Stated problem: Report back each line of the records that contains the string "this".

[Saved data entries]
____________________

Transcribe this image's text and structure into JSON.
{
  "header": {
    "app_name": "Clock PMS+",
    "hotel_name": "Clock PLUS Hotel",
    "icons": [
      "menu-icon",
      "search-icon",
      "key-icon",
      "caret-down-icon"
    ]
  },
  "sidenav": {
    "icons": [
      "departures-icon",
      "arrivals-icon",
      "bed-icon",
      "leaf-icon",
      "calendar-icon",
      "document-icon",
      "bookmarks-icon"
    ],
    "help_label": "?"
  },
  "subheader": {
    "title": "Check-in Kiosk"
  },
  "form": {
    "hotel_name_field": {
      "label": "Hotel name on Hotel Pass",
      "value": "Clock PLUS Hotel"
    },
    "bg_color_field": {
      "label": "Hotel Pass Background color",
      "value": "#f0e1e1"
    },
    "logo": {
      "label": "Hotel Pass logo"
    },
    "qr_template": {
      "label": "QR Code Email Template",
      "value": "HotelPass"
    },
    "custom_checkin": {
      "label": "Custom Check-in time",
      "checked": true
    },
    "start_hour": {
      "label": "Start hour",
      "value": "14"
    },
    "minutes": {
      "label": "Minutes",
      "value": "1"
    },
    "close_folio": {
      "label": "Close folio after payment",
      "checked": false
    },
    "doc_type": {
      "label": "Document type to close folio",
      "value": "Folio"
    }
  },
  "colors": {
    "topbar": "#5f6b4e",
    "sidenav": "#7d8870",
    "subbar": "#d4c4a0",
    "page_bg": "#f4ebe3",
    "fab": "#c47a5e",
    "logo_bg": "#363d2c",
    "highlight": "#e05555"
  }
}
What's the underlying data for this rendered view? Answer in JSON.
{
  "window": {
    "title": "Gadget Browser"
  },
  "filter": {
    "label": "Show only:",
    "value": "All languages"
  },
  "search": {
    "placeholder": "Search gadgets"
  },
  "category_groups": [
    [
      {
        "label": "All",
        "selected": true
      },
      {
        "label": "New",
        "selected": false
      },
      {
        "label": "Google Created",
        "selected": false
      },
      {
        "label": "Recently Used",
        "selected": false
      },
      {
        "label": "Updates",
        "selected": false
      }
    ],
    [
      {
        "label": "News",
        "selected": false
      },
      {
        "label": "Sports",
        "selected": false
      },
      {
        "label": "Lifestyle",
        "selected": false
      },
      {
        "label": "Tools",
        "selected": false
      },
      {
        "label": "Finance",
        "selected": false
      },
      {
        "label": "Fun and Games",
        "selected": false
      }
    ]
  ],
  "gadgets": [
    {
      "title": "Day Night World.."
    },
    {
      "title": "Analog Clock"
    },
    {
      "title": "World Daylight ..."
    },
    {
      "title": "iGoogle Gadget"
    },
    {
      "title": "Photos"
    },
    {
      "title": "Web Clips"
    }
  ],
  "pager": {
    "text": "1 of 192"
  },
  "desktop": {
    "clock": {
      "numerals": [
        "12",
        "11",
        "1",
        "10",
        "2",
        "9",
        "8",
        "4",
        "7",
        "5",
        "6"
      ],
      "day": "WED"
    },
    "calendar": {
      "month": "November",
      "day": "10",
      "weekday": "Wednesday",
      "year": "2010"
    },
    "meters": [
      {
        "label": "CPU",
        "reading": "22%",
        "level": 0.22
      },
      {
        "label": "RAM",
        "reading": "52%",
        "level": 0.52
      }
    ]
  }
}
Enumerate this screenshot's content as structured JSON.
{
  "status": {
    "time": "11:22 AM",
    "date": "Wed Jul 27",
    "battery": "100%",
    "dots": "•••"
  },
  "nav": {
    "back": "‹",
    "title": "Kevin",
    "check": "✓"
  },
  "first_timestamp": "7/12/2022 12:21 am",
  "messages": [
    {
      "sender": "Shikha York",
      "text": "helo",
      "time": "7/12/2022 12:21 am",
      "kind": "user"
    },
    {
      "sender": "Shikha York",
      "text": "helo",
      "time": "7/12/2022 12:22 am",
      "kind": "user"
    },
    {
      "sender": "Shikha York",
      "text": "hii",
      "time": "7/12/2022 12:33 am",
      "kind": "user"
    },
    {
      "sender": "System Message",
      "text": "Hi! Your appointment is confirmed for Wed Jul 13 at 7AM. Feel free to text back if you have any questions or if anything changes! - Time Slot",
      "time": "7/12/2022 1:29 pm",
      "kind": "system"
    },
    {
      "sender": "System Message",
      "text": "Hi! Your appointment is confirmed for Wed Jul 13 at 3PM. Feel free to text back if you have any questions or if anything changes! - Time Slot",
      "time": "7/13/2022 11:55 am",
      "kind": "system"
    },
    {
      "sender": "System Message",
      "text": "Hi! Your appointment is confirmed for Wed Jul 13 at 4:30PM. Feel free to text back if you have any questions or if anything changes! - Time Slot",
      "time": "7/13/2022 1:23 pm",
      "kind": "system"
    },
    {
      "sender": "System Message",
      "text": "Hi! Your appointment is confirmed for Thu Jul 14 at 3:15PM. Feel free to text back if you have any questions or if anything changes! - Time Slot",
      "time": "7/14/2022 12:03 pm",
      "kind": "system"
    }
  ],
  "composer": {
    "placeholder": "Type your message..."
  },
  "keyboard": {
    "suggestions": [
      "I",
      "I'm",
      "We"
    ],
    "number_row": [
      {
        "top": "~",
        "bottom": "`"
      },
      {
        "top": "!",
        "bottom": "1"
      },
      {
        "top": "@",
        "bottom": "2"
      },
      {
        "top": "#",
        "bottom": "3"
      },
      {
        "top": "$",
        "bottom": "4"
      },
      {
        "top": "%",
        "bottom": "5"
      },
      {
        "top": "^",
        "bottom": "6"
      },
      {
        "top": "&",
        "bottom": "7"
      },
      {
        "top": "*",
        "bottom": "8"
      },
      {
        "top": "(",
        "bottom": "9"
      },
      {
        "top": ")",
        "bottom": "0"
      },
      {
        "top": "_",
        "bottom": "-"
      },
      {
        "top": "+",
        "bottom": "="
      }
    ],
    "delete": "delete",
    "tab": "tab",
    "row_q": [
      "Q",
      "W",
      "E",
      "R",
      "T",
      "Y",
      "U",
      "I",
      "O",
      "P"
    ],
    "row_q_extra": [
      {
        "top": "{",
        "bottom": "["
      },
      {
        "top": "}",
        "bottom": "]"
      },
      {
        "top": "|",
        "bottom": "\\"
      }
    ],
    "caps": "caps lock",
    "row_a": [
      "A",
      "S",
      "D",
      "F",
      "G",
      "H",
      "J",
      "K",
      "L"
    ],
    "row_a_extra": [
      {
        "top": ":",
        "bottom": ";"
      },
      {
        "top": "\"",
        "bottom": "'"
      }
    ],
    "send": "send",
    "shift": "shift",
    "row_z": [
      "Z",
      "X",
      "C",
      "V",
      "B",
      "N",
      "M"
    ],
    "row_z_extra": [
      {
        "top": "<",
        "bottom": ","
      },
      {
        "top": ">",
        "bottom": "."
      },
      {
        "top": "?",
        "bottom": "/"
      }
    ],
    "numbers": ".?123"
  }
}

____________________

Reply to the exercise:
Transcribe this image's text and structure into JSON.
What's the underlying data for this rendered view? Answer in JSON.
Enumerate this screenshot's content as structured JSON.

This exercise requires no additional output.